▼

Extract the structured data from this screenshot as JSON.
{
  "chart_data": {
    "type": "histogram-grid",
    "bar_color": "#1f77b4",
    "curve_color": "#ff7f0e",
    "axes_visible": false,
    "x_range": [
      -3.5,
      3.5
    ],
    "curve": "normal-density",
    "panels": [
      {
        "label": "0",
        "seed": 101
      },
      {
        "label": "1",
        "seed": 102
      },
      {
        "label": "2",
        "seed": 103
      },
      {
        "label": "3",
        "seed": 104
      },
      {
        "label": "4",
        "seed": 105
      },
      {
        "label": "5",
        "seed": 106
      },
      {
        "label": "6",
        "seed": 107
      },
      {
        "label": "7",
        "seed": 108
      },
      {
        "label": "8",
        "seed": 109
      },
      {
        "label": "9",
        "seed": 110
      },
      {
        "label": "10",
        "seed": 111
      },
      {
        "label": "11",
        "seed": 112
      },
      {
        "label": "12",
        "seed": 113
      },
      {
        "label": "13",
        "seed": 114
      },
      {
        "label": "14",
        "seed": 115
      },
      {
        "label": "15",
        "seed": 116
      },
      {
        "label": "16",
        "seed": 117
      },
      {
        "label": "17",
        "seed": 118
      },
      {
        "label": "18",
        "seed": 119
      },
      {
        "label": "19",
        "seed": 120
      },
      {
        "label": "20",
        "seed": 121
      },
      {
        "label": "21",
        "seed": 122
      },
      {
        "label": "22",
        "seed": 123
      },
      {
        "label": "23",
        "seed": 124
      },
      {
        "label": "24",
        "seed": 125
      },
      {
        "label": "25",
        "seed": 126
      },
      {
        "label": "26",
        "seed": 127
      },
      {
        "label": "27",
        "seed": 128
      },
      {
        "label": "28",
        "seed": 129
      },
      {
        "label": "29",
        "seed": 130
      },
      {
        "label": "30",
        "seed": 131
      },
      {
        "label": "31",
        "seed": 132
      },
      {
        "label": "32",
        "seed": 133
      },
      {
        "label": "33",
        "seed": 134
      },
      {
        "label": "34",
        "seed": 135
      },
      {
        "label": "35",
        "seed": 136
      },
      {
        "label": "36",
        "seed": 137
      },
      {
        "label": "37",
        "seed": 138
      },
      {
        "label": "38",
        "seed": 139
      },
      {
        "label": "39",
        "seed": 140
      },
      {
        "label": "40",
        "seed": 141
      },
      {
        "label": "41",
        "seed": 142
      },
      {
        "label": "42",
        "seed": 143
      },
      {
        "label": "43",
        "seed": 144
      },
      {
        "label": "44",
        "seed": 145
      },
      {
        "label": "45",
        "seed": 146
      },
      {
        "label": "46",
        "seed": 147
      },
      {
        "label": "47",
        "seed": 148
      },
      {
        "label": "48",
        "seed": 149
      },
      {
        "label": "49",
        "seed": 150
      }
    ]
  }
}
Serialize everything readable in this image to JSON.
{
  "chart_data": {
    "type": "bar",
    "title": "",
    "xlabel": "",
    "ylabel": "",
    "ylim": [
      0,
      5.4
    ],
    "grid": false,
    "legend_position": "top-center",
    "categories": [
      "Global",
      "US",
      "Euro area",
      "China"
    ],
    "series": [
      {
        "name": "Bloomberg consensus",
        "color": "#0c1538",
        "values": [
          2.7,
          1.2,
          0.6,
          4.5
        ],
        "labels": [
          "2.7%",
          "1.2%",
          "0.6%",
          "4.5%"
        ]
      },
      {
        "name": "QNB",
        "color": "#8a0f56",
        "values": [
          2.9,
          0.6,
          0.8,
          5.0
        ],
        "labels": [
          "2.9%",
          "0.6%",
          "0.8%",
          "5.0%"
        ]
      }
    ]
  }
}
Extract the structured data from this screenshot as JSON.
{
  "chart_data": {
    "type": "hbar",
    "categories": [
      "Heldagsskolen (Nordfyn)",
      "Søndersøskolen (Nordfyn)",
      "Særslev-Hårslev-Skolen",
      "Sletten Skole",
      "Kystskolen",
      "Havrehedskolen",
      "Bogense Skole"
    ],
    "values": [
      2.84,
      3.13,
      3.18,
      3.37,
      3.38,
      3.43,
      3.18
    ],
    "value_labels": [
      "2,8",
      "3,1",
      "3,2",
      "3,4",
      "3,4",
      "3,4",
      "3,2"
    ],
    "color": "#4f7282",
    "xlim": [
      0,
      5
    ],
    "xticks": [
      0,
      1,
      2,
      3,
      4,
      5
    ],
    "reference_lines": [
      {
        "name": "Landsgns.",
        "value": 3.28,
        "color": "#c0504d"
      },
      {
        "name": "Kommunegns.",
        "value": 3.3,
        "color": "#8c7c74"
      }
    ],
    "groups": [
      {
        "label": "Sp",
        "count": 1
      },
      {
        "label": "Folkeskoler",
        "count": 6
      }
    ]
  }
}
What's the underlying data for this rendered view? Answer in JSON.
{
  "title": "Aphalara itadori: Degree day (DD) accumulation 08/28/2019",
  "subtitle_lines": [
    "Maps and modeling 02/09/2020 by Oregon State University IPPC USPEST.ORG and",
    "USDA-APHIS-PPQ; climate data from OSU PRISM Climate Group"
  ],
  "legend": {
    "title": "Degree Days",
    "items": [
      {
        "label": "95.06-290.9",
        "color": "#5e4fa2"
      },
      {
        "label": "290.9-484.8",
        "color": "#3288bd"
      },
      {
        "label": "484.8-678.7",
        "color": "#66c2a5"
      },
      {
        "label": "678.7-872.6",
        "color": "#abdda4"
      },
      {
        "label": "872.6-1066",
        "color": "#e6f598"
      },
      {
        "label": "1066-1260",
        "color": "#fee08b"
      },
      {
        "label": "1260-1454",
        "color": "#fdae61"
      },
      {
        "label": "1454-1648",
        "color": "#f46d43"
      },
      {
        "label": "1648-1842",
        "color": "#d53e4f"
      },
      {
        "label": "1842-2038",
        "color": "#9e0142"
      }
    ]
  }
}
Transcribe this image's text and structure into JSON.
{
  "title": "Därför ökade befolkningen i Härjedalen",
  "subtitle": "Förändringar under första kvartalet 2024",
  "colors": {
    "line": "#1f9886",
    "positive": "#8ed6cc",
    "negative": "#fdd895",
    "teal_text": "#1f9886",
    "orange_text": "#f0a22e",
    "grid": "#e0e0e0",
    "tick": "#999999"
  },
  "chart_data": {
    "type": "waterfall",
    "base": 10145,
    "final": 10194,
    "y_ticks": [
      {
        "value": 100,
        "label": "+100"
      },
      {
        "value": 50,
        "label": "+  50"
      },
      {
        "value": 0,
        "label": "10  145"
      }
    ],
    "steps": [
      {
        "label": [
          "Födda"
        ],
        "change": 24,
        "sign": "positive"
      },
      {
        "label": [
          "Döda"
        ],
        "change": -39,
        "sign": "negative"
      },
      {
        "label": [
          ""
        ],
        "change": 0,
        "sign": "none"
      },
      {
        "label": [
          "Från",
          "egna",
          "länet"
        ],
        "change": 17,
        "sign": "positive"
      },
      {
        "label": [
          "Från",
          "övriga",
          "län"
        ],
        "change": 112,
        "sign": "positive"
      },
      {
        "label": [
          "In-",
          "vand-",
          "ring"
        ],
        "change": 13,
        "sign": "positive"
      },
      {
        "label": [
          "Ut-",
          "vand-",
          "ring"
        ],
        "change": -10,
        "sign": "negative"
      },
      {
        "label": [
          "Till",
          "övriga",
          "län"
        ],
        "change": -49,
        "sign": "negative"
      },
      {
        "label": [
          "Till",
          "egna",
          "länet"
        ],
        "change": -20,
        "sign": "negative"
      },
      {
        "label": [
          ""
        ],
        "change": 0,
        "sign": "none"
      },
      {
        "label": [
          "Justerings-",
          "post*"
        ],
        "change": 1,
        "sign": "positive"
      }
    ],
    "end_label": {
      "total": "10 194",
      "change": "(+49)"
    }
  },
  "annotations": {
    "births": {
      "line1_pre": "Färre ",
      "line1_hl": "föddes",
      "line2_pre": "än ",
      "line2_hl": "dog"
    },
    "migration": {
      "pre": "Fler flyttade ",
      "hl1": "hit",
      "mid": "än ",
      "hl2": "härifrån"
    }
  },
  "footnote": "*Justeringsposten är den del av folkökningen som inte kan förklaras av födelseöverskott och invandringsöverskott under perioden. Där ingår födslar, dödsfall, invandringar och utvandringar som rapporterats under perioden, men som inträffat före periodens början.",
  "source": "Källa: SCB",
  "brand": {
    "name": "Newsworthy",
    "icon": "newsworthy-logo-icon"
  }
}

▲

> [Work to be completed] Every line above that contains the word "change" should be reported.

> [The solution]
        "change": 24,
        "change": -39,
        "change": 0,
        "change": 17,
        "change": 112,
        "change": 13,
        "change": -10,
        "change": -49,
        "change": -20,
        "change": 0,
        "change": 1,
      "change": "(+49)"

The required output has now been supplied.